## Given request
Return the stretch of the space-policy blog text from "Yes, of course" up to and including "accomplishments in space.", copied word for word.

## Excerpt

* * * *

Category Archives: Space

He Still Doesn’t Get It

Mike Griffin tried to defend (pathetically) the status quo before the Augustine panel. Vision Restoration shreds the attempt, fisking it beyond recognition:

Did Dr. Griffin give advice that attempts to expedite a new U.S. capability to support use of the ISS? No, he chose to defend the current Constellation situation. By definition, the current situation cannot deliver a capability faster than itself. In fact, he attacked an approach that might achieve this HSF objective. Did he give advice on fitting within the current budget profile for NASA exploration? No, he actually asked for more money. Did he suggest ways to stimulate commercial spaceflight? In fact he launched an attach on one promising area of commercial spaceflight. Did he suggest ways to make human spaceflight activities more productive through robotic activities or research and development? No. Did he give insight into how to extend ISS support beyond 2016? No. Did he describe a role for a mutually beneficial sort of international participation in exploration? No. Did he have a plan that is more safe, innovative, sustainable, and affordable than the current one? No.

In fact, the only HSF objective that Dr. Griffin addressed is “missions to the Moon and beyond”. Recent suggestions that the Constellation approach will cost incredible amounts of money to develop, incredible amounts of money per mission to operate, and perhaps will not be ready for lunar missions until 2028 or 2035 do not make the Constellation approach without modifications seem attractive even for that particular objective.

Having described some of what Dr. Griffin did not write, it seems fair to evaluate some of what he did write…

There’s a lot more. I think that most on the panel are too smart to fall for Dr. Griffin’s nonsense.

Double Boom

The Shuttle must have just gone over Boca on its way to the Cape; I just heard two window-rattlers. They seemed farther apart than normal. Usually it’s boom-boom (at least it used to be in LA when on the way to Edwards). This one had almost a second delay between the two.

Not A Jobs Program?

A couple months ago, I offered some advice to the Augustine panel:

Ignore the politics

Yes, of course Senator Shelby (R-AL) is going to want to see a new vehicle developed in Huntsville, Alabama, and Senator Bill Nelson (D-FL) is going to want to ensure the maintenance of jobs at the Cape, and Senator Kay Bailey Hutchison (R-TX) and various Houston-area congressmen are going to want to maintain jobs at Johnson Space Center. That will take priority in their minds over actual accomplishments in space.

* * * *

## Dataset excerpt

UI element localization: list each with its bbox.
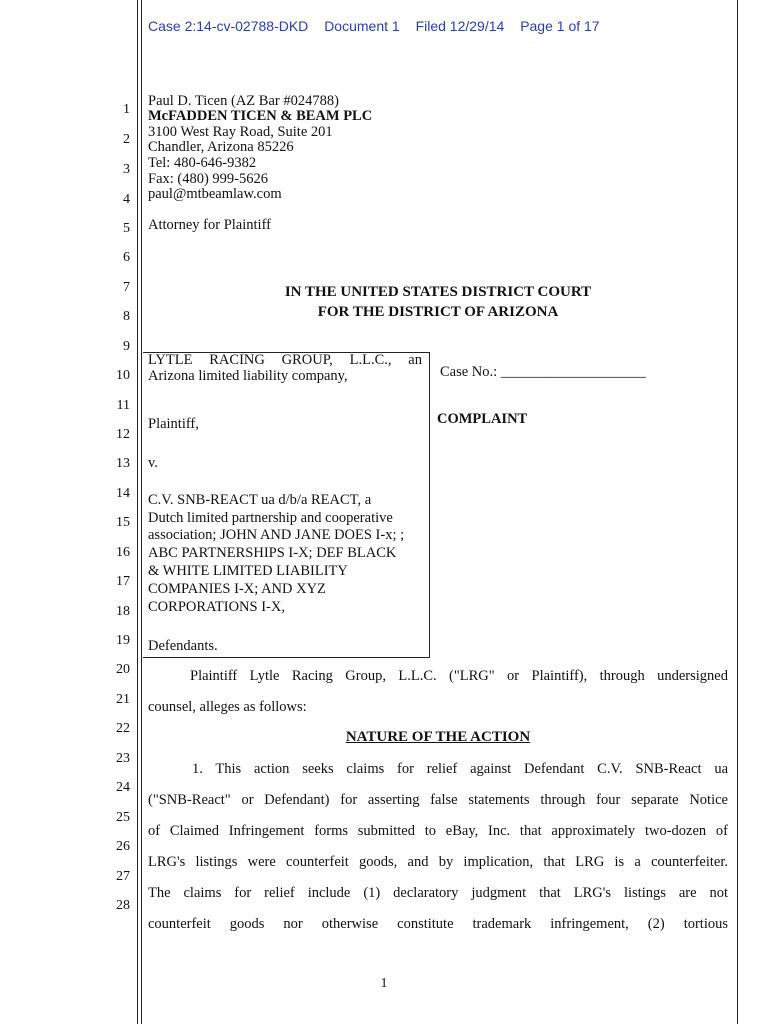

* * * *

## Response to the exercise
Yes, of course Senator Shelby (R-AL) is going to want to see a new vehicle developed in Huntsville, Alabama, and Senator Bill Nelson (D-FL) is going to want to ensure the maintenance of jobs at the Cape, and Senator Kay Bailey Hutchison (R-TX) and various Houston-area congressmen are going to want to maintain jobs at Johnson Space Center. That will take priority in their minds over actual accomplishments in space.